YOUR TASK: Write the next part of the blog post below about a homestay in a Northern Thai village, picking up after its last line.

── PAGE TEXT ──

Thursday, February 6, 2014

Village Life!

After settling our feet in Chiang Mai and moving into our new homes near campus, we left town to spend four nights and five days with host families in a Northern Thai village.  It was by far one of the most interesting experiences I have ever had!  The village is about two hours north of Chiang Mai and the drive up was beautiful, as we headed out of the city and into rolling mountains.  It was is if you could feel time slowing down.  I had no idea what to expect, but was open for a new experience.  One of the very first things that I realized was that we were headed into farmland - and more specifically - rice!  We had the opportunity to help work in the rice fields and got to get our hands dirty!  It was nice to be out working and we all had our hats on to avoid the hot sun.  We also had many chances to enjoy the fruits of labor as rice is a staple served at every meal!  I did not complain! The food just kept getting better and our lovely host mother (who we called 'mae' for mother) spent hours preparing our meals.

Rice fields and rolling mountains!

───
── MATERIAL SUPPLIED ──

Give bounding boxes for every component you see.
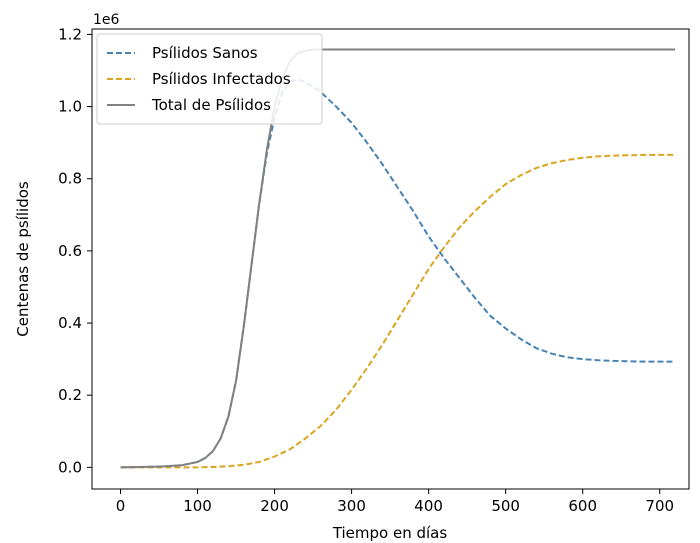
y-tick-label: 1.2 — [58, 25, 82, 43]
y-tick-label: 1.0 — [58, 98, 82, 116]
legend-label-sanos: Psílidos Sanos — [152, 44, 258, 62]
y-offset-label: 1e6 — [93, 12, 120, 28]
legend: Psílidos Sanos Psílidos Infectados Total… — [96, 33, 323, 125]
series-line-1 — [120, 153, 676, 469]
y-tick-label: 0.4 — [58, 314, 82, 332]
legend-label-infectados: Psílidos Infectados — [152, 70, 291, 88]
series-line-0 — [120, 78, 676, 469]
x-tick-label: 400 — [414, 497, 443, 515]
y-tick-label: 0.6 — [58, 242, 82, 260]
axes-frame — [91, 28, 690, 490]
x-tick-label: 200 — [260, 497, 289, 515]
x-tick-label: 0 — [116, 497, 126, 515]
x-tick-label: 600 — [568, 497, 597, 515]
x-axis: 0 100 200 300 400 500 600 700 — [116, 489, 674, 515]
x-tick-label: 100 — [183, 497, 212, 515]
y-tick-label: 0.0 — [58, 458, 82, 476]
legend-label-total: Total de Psílidos — [151, 96, 271, 114]
x-tick-label: 700 — [645, 497, 674, 515]
x-tick-label: 300 — [337, 497, 366, 515]
x-tick-label: 500 — [491, 497, 520, 515]
x-axis-label: Tiempo en días — [332, 524, 448, 542]
y-axis-label: Centenas de psílidos — [14, 181, 32, 337]
legend-box — [96, 33, 323, 125]
y-tick-label: 0.2 — [58, 386, 82, 404]
plot-area — [120, 48, 676, 469]
y-axis: 0.0 0.2 0.4 0.6 0.8 1.0 1.2 — [58, 25, 92, 476]
y-tick-label: 0.8 — [58, 170, 82, 188]
series-line-2 — [120, 48, 676, 469]
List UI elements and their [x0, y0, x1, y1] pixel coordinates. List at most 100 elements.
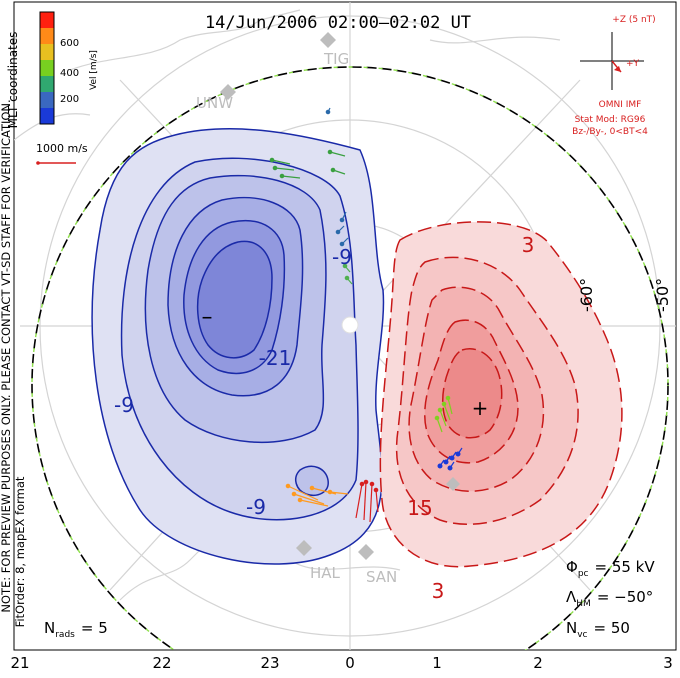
contour-label: -9	[332, 245, 352, 269]
station-marker	[358, 544, 374, 560]
velocity-vector	[441, 401, 447, 407]
page-title: 14/Jun/2006 02:00–02:02 UT	[205, 13, 471, 33]
velocity-vector	[443, 459, 449, 465]
preview-note: NOTE: FOR PREVIEW PURPOSES ONLY. PLEASE …	[0, 99, 13, 612]
coastline	[289, 559, 401, 571]
velocity-vector	[272, 165, 278, 171]
station-label-unw: UNW	[196, 94, 233, 112]
imf-y-label: +Y	[626, 59, 640, 69]
station-label-tig: TIG	[323, 50, 349, 68]
velocity-vector	[269, 157, 275, 163]
mlt-tick: 2	[533, 654, 543, 672]
velocity-vector	[449, 455, 455, 461]
velocity-vectors	[269, 107, 463, 523]
pcp-symbol: Φ	[566, 558, 578, 576]
colorbar-swatch	[40, 44, 54, 61]
mlt-tick: 3	[663, 654, 673, 672]
velocity-vector	[293, 493, 325, 505]
vector-count: Nvc = 50	[566, 619, 630, 640]
velocity-vector	[309, 485, 315, 491]
hm-subscript: HM	[576, 599, 591, 609]
velocity-vector	[355, 483, 363, 519]
velocity-vector	[359, 481, 365, 487]
velocity-vector	[329, 491, 349, 495]
station-marker	[446, 477, 460, 491]
colorbar-swatch	[40, 92, 54, 109]
hm-symbol: Λ	[566, 588, 577, 606]
mlt-tick: 0	[345, 654, 355, 672]
contour-label: -9	[114, 393, 134, 417]
station-marker	[320, 32, 336, 48]
meridian-line	[349, 79, 581, 327]
hm-boundary-latitude: ΛHM = −50°	[566, 588, 653, 609]
colorbar-swatch	[40, 76, 54, 93]
station-label-san: SAN	[366, 568, 397, 586]
velocity-vector	[327, 489, 333, 495]
velocity-vector	[279, 173, 285, 179]
contour-label: -21	[259, 346, 292, 370]
velocity-vector	[339, 217, 345, 223]
stat-model: Stat Mod: RG96	[575, 115, 646, 125]
velocity-vector	[325, 109, 331, 115]
velocity-vector	[330, 167, 336, 173]
fit-order-note: FitOrder: 8, mapEX format	[13, 476, 27, 627]
nvc-symbol: N	[566, 619, 577, 637]
velocity-vector	[369, 481, 375, 487]
velocity-vector	[439, 409, 447, 427]
station-marker	[220, 84, 236, 100]
velocity-vector	[327, 149, 333, 155]
velocity-vector	[271, 159, 291, 165]
latitude-label: -60°	[577, 278, 596, 312]
mlt-tick: 23	[260, 654, 279, 672]
pcp-subscript: pc	[578, 569, 589, 579]
velocity-vector	[299, 499, 329, 507]
station-markers	[220, 32, 460, 560]
colorbar-swatch	[40, 12, 54, 29]
velocity-vector	[434, 415, 440, 421]
coordinates-label: MLT coordinates	[6, 32, 20, 129]
contour-label: 3	[432, 579, 445, 603]
nvc-value: = 50	[594, 619, 630, 637]
coastline	[429, 36, 561, 44]
contour-label: 3	[522, 233, 535, 257]
velocity-colorbar: 600 400 200 Vel [m/s]	[39, 11, 99, 125]
mlt-axis: 21 22 23 0 1 2 3	[10, 654, 672, 672]
colorbar-ticks: 600 400 200	[60, 38, 79, 105]
velocity-vector	[344, 275, 350, 281]
velocity-vector	[445, 395, 451, 401]
velocity-vector	[436, 417, 443, 433]
colorbar-tick: 200	[60, 94, 79, 105]
coastline	[69, 9, 301, 71]
imf-bin: Bz-/By-, 0<BT<4	[572, 127, 648, 137]
colorbar-frame	[39, 11, 55, 125]
reference-vector-origin	[36, 161, 40, 165]
velocity-vector	[443, 403, 451, 421]
potential-min-marker: –	[202, 305, 213, 330]
station-label-hal: HAL	[310, 564, 341, 582]
contour-labels: -9 -21 -9 -9 3 15 3	[114, 233, 534, 603]
velocity-vector	[329, 151, 346, 157]
colorbar-tick: 400	[60, 68, 79, 79]
velocity-vector	[339, 241, 345, 247]
nvc-subscript: vc	[577, 630, 587, 640]
velocity-vector	[281, 175, 301, 179]
colorbar-swatch	[40, 28, 54, 45]
contour-label: 15	[407, 496, 432, 520]
velocity-vector	[342, 263, 348, 269]
velocity-vector	[447, 397, 453, 415]
cross-polar-potential: Φpc = 55 kV	[566, 558, 655, 579]
velocity-vector	[447, 465, 453, 471]
velocity-vector	[375, 489, 379, 513]
velocity-vector	[335, 229, 341, 235]
velocity-vector	[363, 481, 367, 521]
velocity-vector	[455, 451, 461, 457]
mlt-tick: 22	[152, 654, 171, 672]
colorbar-tick: 600	[60, 38, 79, 49]
velocity-vector	[373, 487, 379, 493]
heppner-maynard-boundary-markers	[31, 66, 669, 650]
nrads-subscript: rads	[55, 630, 75, 640]
positive-cell	[379, 221, 623, 568]
imf-source: OMNI IMF	[599, 100, 642, 110]
colorbar-label: Vel [m/s]	[89, 50, 99, 90]
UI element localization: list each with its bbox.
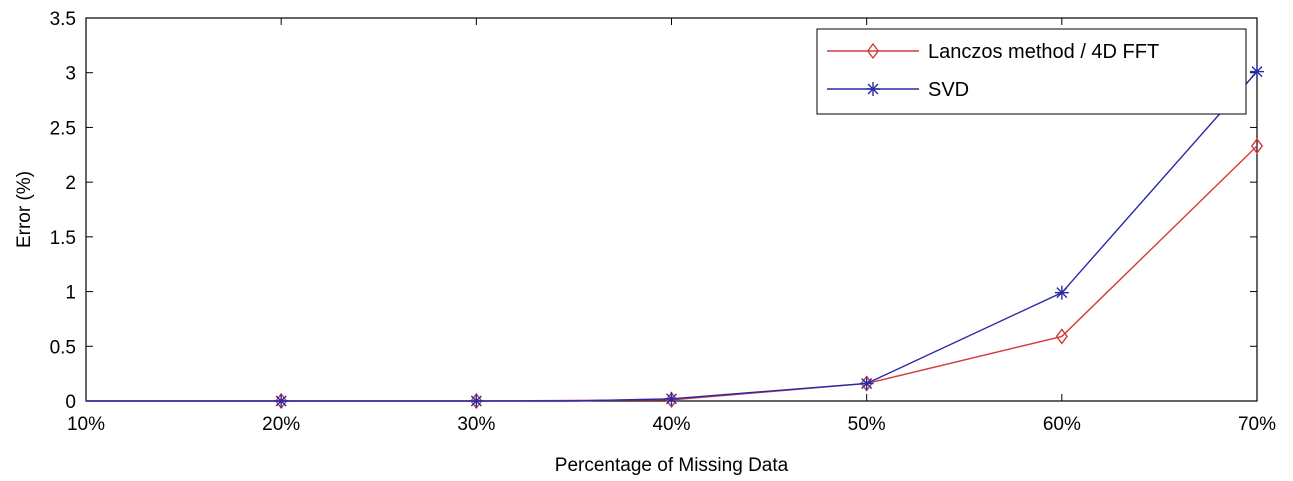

───

RESPONSE TO THE TASK:
While living in the village for a week it was amazing to see how self sustaining the community was and how they all worked together.  Our family had chickens which provided eggs and meat, as well as fish in large cement containers and not too far from our house - pigs!  They also kept frogs, which I did not get the pleasure of trying.  Mae practically spent all day in the kitchen preparing our meals, which I could not thank her enough for.  I offered many times to help and she insisted otherwise.  The houses are closely placed together and none of them have boundary fences therefore anyone can walk through the yard of any house.  The community spirit was unlike any I had seen before.  The calm, friendly demeanor of everyone made me feel like I was part of the family and it was difficult to leave. 
Gai! (chicken)

A hot coal stove for cooking and broom.

Neighbors overlooking the rice fields.
Mu! (pig)

Sunset over the rice fields.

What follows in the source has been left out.